* Begin INPUT *

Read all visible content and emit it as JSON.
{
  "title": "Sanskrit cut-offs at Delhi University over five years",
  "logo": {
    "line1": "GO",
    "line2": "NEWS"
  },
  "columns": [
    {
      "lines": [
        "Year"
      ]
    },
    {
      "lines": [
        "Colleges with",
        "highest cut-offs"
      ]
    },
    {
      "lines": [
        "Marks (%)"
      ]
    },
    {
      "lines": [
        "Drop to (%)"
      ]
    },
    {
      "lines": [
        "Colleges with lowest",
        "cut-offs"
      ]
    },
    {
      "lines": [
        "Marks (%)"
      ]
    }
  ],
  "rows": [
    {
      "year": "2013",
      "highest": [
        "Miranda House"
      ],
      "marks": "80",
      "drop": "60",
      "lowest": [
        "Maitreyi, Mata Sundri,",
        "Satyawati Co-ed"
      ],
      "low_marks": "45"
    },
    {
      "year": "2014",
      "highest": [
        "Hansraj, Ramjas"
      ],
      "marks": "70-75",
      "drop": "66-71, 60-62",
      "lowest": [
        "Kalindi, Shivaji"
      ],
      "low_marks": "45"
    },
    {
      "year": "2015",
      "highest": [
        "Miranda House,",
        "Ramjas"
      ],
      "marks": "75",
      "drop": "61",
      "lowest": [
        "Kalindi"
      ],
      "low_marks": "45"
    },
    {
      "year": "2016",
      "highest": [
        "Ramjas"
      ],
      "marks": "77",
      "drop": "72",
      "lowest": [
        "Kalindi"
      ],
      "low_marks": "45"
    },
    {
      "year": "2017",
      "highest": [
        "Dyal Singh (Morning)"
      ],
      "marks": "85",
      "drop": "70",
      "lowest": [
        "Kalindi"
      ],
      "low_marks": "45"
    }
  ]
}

* End INPUT *

- _PROBLEM DETAILS_:
Reproduce the material verbatim, line by line.

- _THE SOLUTION_:
Read all visible content and emit it as JSON.
{
  "title": "Sanskrit cut-offs at Delhi University over five years",
  "logo": {
    "line1": "GO",
    "line2": "NEWS"
  },
  "columns": [
    {
      "lines": [
        "Year"
      ]
    },
    {
      "lines": [
        "Colleges with",
        "highest cut-offs"
      ]
    },
    {
      "lines": [
        "Marks (%)"
      ]
    },
    {
      "lines": [
        "Drop to (%)"
      ]
    },
    {
      "lines": [
        "Colleges with lowest",
        "cut-offs"
      ]
    },
    {
      "lines": [
        "Marks (%)"
      ]
    }
  ],
  "rows": [
    {
      "year": "2013",
      "highest": [
        "Miranda House"
      ],
      "marks": "80",
      "drop": "60",
      "lowest": [
        "Maitreyi, Mata Sundri,",
        "Satyawati Co-ed"
      ],
      "low_marks": "45"
    },
    {
      "year": "2014",
      "highest": [
        "Hansraj, Ramjas"
      ],
      "marks": "70-75",
      "drop": "66-71, 60-62",
      "lowest": [
        "Kalindi, Shivaji"
      ],
      "low_marks": "45"
    },
    {
      "year": "2015",
      "highest": [
        "Miranda House,",
        "Ramjas"
      ],
      "marks": "75",
      "drop": "61",
      "lowest": [
        "Kalindi"
      ],
      "low_marks": "45"
    },
    {
      "year": "2016",
      "highest": [
        "Ramjas"
      ],
      "marks": "77",
      "drop": "72",
      "lowest": [
        "Kalindi"
      ],
      "low_marks": "45"
    },
    {
      "year": "2017",
      "highest": [
        "Dyal Singh (Morning)"
      ],
      "marks": "85",
      "drop": "70",
      "lowest": [
        "Kalindi"
      ],
      "low_marks": "45"
    }
  ]
}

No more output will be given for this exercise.